Exercise requirements:
Locate every line in the material below that has the word "ikke". Copy each of those lines.

### Provided data ###

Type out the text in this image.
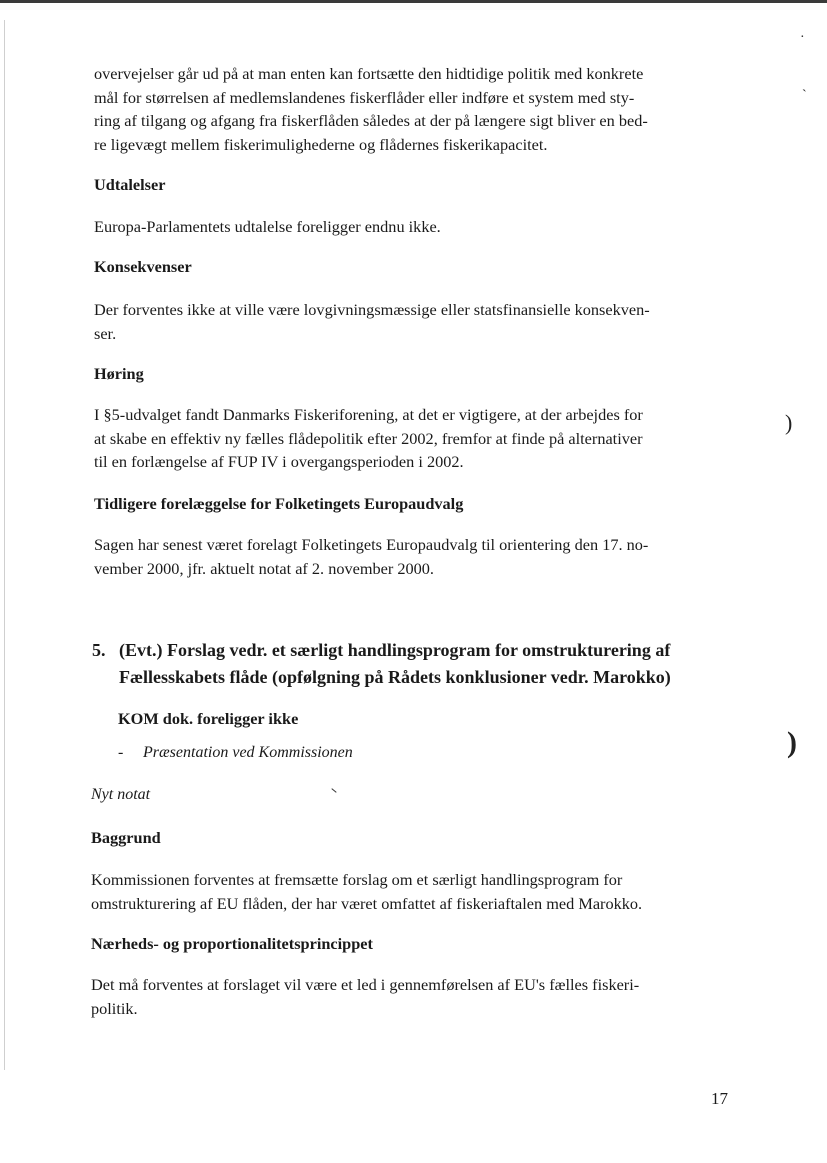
overvejelser går ud på at man enten kan fortsætte den hidtidige politik med konkrete
mål for størrelsen af medlemslandenes fiskerflåder eller indføre et system med sty-
ring af tilgang og afgang fra fiskerflåden således at der på længere sigt bliver en bed-
re ligevægt mellem fiskerimulighederne og flådernes fiskerikapacitet.

Udtalelser

Europa-Parlamentets udtalelse foreligger endnu ikke.

Konsekvenser

Der forventes ikke at ville være lovgivningsmæssige eller statsfinansielle konsekven-
ser.

Høring

I §5-udvalget fandt Danmarks Fiskeriforening, at det er vigtigere, at der arbejdes for
at skabe en effektiv ny fælles flådepolitik efter 2002, fremfor at finde på alternativer
til en forlængelse af FUP IV i overgangsperioden i 2002.

Tidligere forelæggelse for Folketingets Europaudvalg

Sagen har senest været forelagt Folketingets Europaudvalg til orientering den 17. no-
vember 2000, jfr. aktuelt notat af 2. november 2000.

5. (Evt.) Forslag vedr. et særligt handlingsprogram for omstrukturering af
Fællesskabets flåde (opfølgning på Rådets konklusioner vedr. Marokko)
KOM dok. foreligger ikke
- Præsentation ved Kommissionen

Nyt notat

Baggrund

Kommissionen forventes at fremsætte forslag om et særligt handlingsprogram for
omstrukturering af EU flåden, der har været omfattet af fiskeriaftalen med Marokko.

Nærheds- og proportionalitetsprincippet

Det må forventes at forslaget vil være et led i gennemførelsen af EU's fælles fiskeri-
politik.

·
˴
)
)
17
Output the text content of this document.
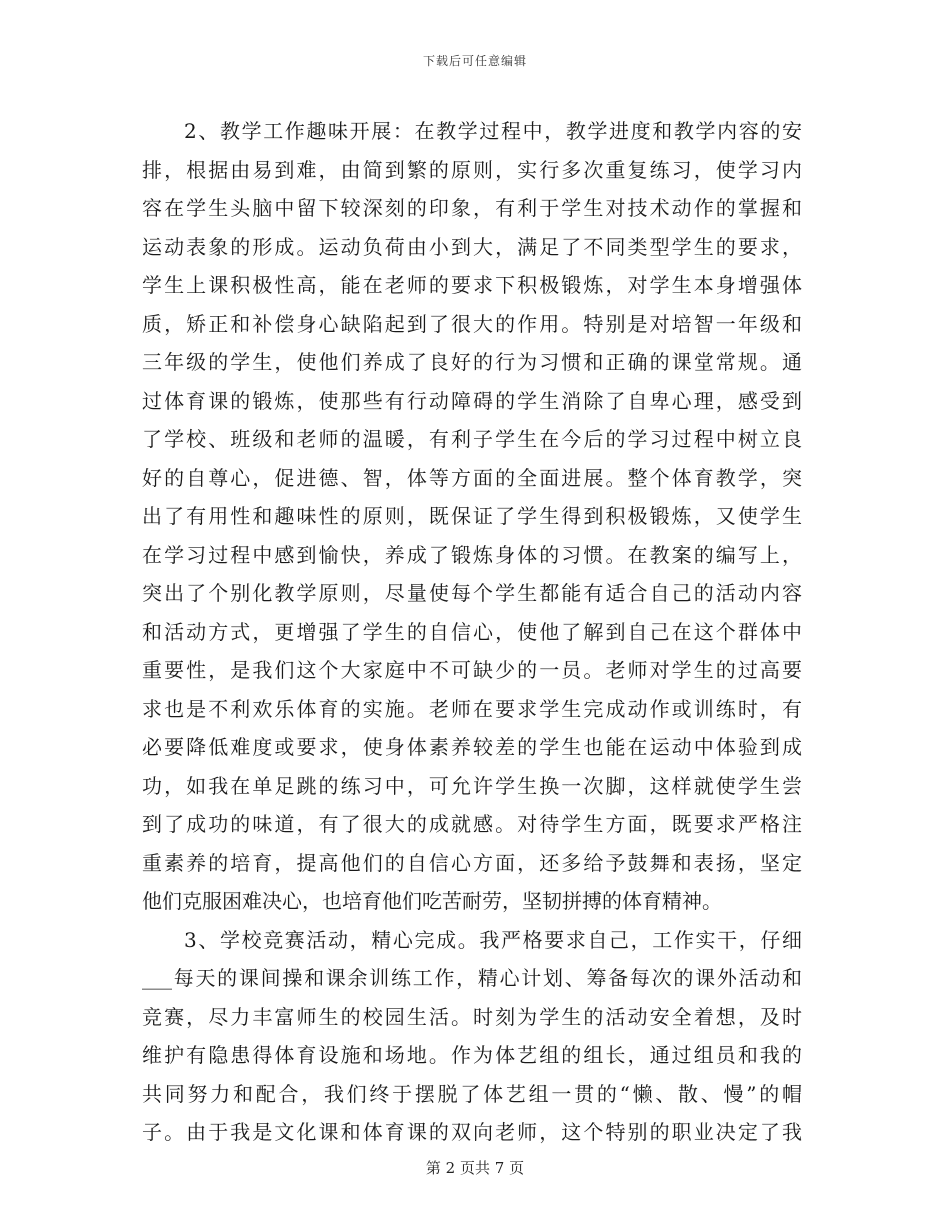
下载后可任意编辑
2、教学工作趣味开展：在教学过程中，教学进度和教学内容的安
排，根据由易到难，由简到繁的原则，实行多次重复练习，使学习内
容在学生头脑中留下较深刻的印象，有利于学生对技术动作的掌握和
运动表象的形成。运动负荷由小到大，满足了不同类型学生的要求，
学生上课积极性高，能在老师的要求下积极锻炼，对学生本身增强体
质，矫正和补偿身心缺陷起到了很大的作用。特别是对培智一年级和
三年级的学生，使他们养成了良好的行为习惯和正确的课堂常规。通
过体育课的锻炼，使那些有行动障碍的学生消除了自卑心理，感受到
了学校、班级和老师的温暖，有利子学生在今后的学习过程中树立良
好的自尊心，促进德、智，体等方面的全面进展。整个体育教学，突
出了有用性和趣味性的原则，既保证了学生得到积极锻炼，又使学生
在学习过程中感到愉快，养成了锻炼身体的习惯。在教案的编写上，
突出了个别化教学原则，尽量使每个学生都能有适合自己的活动内容
和活动方式，更增强了学生的自信心，使他了解到自己在这个群体中
重要性，是我们这个大家庭中不可缺少的一员。老师对学生的过高要
求也是不利欢乐体育的实施。老师在要求学生完成动作或训练时，有
必要降低难度或要求，使身体素养较差的学生也能在运动中体验到成
功，如我在单足跳的练习中，可允许学生换一次脚，这样就使学生尝
到了成功的味道，有了很大的成就感。对待学生方面，既要求严格注
重素养的培育，提高他们的自信心方面，还多给予鼓舞和表扬，坚定
他们克服困难决心，也培育他们吃苦耐劳，坚韧拼搏的体育精神。
3、学校竞赛活动，精心完成。我严格要求自己，工作实干，仔细
___每天的课间操和课余训练工作，精心计划、筹备每次的课外活动和
竞赛，尽力丰富师生的校园生活。时刻为学生的活动安全着想，及时
维护有隐患得体育设施和场地。作为体艺组的组长，通过组员和我的
共同努力和配合，我们终于摆脱了体艺组一贯的“懒、散、慢”的帽
子。由于我是文化课和体育课的双向老师，这个特别的职业决定了我
第 2 页共 7 页
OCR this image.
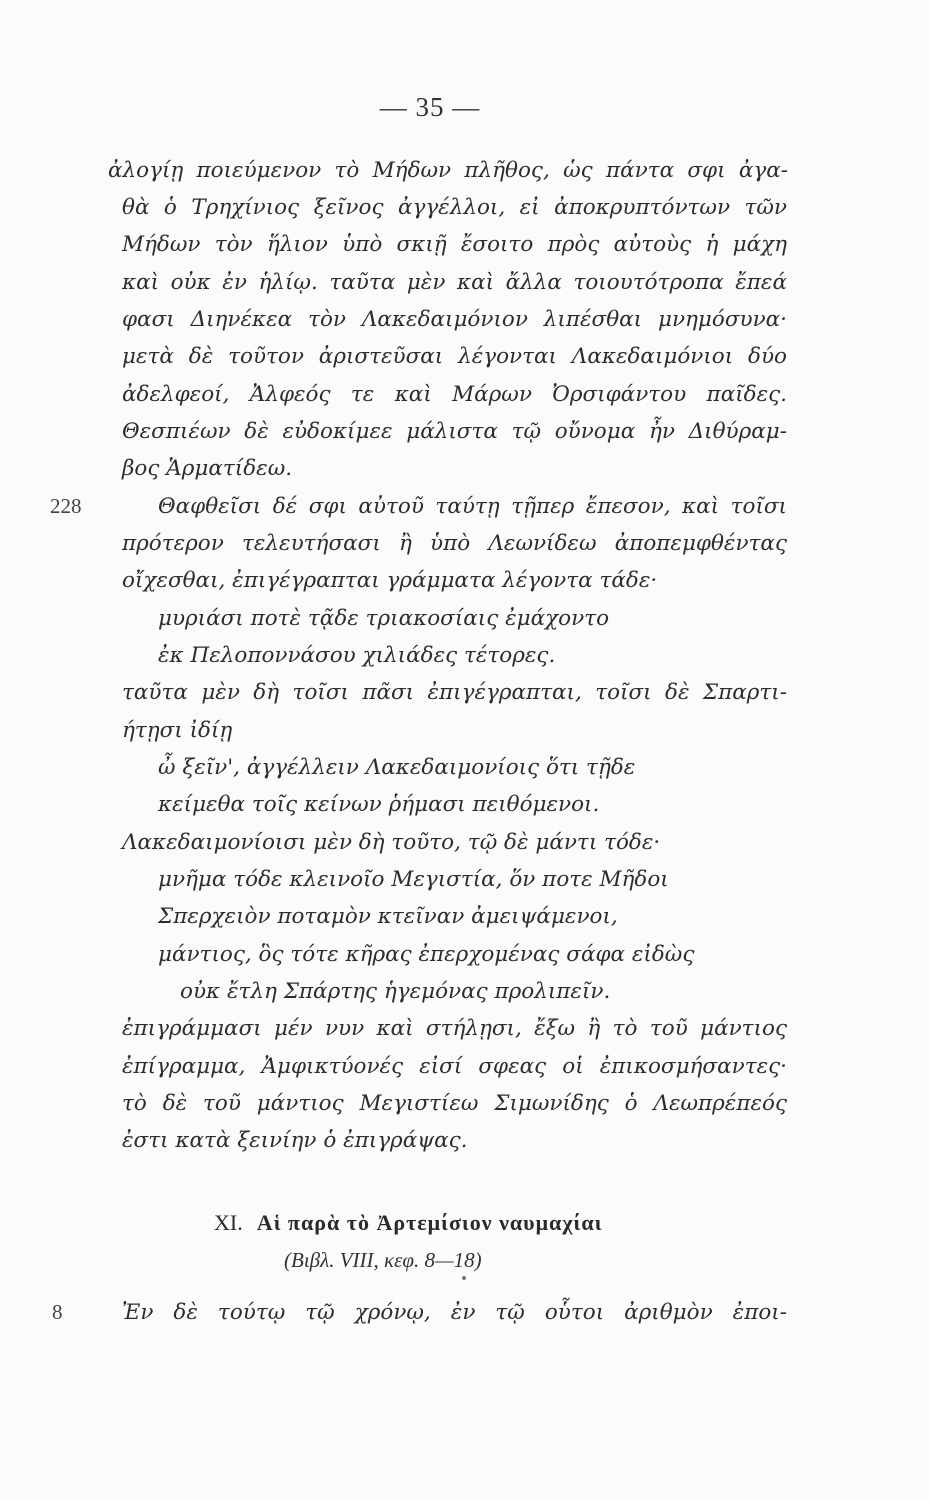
— 35 —
ἀλογίῃ ποιεύμενον τὸ Μήδων πλῆθος, ὡς πάντα σφι ἀγα-
θὰ ὁ Τρηχίνιος ξεῖνος ἀγγέλλοι, εἰ ἀποκρυπτόντων τῶν
Μήδων τὸν ἥλιον ὑπὸ σκιῇ ἔσοιτο πρὸς αὐτοὺς ἡ μάχη
καὶ οὐκ ἐν ἡλίῳ. ταῦτα μὲν καὶ ἄλλα τοιουτότροπα ἔπεά
φασι Διηνέκεα τὸν Λακεδαιμόνιον λιπέσθαι μνημόσυνα·
μετὰ δὲ τοῦτον ἀριστεῦσαι λέγονται Λακεδαιμόνιοι δύο
ἀδελφεοί, Ἀλφεός τε καὶ Μάρων Ὀρσιφάντου παῖδες.
Θεσπιέων δὲ εὐδοκίμεε μάλιστα τῷ οὔνομα ἦν Διθύραμ-
βος Ἁρματίδεω.
228	Θαφθεῖσι δέ σφι αὐτοῦ ταύτῃ τῇπερ ἔπεσον, καὶ τοῖσι
πρότερον τελευτήσασι ἢ ὑπὸ Λεωνίδεω ἀποπεμφθέντας
οἴχεσθαι, ἐπιγέγραπται γράμματα λέγοντα τάδε·
μυριάσι ποτὲ τᾷδε τριακοσίαις ἐμάχοντο
ἐκ Πελοποννάσου χιλιάδες τέτορες.
ταῦτα μὲν δὴ τοῖσι πᾶσι ἐπιγέγραπται, τοῖσι δὲ Σπαρτι-
ήτῃσι ἰδίῃ
ὦ ξεῖν', ἀγγέλλειν Λακεδαιμονίοις ὅτι τῇδε
κείμεθα τοῖς κείνων ῥήμασι πειθόμενοι.
Λακεδαιμονίοισι μὲν δὴ τοῦτο, τῷ δὲ μάντι τόδε·
μνῆμα τόδε κλεινοῖο Μεγιστία, ὅν ποτε Μῆδοι
Σπερχειὸν ποταμὸν κτεῖναν ἀμειψάμενοι,
μάντιος, ὃς τότε κῆρας ἐπερχομένας σάφα εἰδὼς
οὐκ ἔτλη Σπάρτης ἡγεμόνας προλιπεῖν.
ἐπιγράμμασι μέν νυν καὶ στήλῃσι, ἔξω ἢ τὸ τοῦ μάντιος
ἐπίγραμμα, Ἀμφικτύονές εἰσί σφεας οἱ ἐπικοσμήσαντες·
τὸ δὲ τοῦ μάντιος Μεγιστίεω Σιμωνίδης ὁ Λεωπρέπεός
ἐστι κατὰ ξεινίην ὁ ἐπιγράψας.
XI. Αἱ παρὰ τὸ Ἀρτεμίσιον ναυμαχίαι
(Βιβλ. VIII, κεφ. 8—18)
8	Ἐν δὲ τούτῳ τῷ χρόνῳ, ἐν τῷ οὗτοι ἀριθμὸν ἐποι-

###

Reply to the task:
Europa-Parlamentets udtalelse foreligger endnu ikke.
Der forventes ikke at ville være lovgivningsmæssige eller statsfinansielle konsekven-
KOM dok. foreligger ikke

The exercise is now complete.